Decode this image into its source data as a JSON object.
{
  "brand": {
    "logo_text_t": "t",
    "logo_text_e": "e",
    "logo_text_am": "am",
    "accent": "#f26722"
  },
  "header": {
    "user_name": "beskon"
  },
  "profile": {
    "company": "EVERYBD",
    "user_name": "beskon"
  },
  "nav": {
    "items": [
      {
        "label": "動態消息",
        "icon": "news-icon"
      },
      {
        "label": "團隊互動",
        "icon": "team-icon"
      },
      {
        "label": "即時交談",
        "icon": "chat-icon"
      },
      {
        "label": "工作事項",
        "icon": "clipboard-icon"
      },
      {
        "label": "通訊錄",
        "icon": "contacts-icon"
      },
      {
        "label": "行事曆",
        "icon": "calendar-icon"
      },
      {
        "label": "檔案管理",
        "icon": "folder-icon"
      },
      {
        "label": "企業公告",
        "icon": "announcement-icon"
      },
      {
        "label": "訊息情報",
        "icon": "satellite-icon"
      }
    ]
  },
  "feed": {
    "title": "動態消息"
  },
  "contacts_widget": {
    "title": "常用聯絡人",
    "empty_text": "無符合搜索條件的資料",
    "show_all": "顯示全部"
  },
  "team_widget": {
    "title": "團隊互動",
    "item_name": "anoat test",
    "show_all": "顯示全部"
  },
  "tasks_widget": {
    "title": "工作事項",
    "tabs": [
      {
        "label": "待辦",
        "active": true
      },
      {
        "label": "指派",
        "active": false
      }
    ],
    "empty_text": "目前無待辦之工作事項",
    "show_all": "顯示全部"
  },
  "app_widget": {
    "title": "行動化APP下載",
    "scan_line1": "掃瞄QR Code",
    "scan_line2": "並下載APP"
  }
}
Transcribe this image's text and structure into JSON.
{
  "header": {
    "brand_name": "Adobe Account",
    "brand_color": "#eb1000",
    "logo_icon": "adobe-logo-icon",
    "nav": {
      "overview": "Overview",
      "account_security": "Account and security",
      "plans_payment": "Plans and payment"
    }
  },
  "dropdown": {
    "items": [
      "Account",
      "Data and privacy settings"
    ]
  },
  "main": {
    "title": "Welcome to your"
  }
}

++++++++++++++++++++

All of the data above should be transcribed exactly.

Decode this image into its source data as a JSON object.
{
  "brand": {
    "logo_text_t": "t",
    "logo_text_e": "e",
    "logo_text_am": "am",
    "accent": "#f26722"
  },
  "header": {
    "user_name": "beskon"
  },
  "profile": {
    "company": "EVERYBD",
    "user_name": "beskon"
  },
  "nav": {
    "items": [
      {
        "label": "動態消息",
        "icon": "news-icon"
      },
      {
        "label": "團隊互動",
        "icon": "team-icon"
      },
      {
        "label": "即時交談",
        "icon": "chat-icon"
      },
      {
        "label": "工作事項",
        "icon": "clipboard-icon"
      },
      {
        "label": "通訊錄",
        "icon": "contacts-icon"
      },
      {
        "label": "行事曆",
        "icon": "calendar-icon"
      },
      {
        "label": "檔案管理",
        "icon": "folder-icon"
      },
      {
        "label": "企業公告",
        "icon": "announcement-icon"
      },
      {
        "label": "訊息情報",
        "icon": "satellite-icon"
      }
    ]
  },
  "feed": {
    "title": "動態消息"
  },
  "contacts_widget": {
    "title": "常用聯絡人",
    "empty_text": "無符合搜索條件的資料",
    "show_all": "顯示全部"
  },
  "team_widget": {
    "title": "團隊互動",
    "item_name": "anoat test",
    "show_all": "顯示全部"
  },
  "tasks_widget": {
    "title": "工作事項",
    "tabs": [
      {
        "label": "待辦",
        "active": true
      },
      {
        "label": "指派",
        "active": false
      }
    ],
    "empty_text": "目前無待辦之工作事項",
    "show_all": "顯示全部"
  },
  "app_widget": {
    "title": "行動化APP下載",
    "scan_line1": "掃瞄QR Code",
    "scan_line2": "並下載APP"
  }
}
Transcribe this image's text and structure into JSON.
{
  "header": {
    "brand_name": "Adobe Account",
    "brand_color": "#eb1000",
    "logo_icon": "adobe-logo-icon",
    "nav": {
      "overview": "Overview",
      "account_security": "Account and security",
      "plans_payment": "Plans and payment"
    }
  },
  "dropdown": {
    "items": [
      "Account",
      "Data and privacy settings"
    ]
  },
  "main": {
    "title": "Welcome to your"
  }
}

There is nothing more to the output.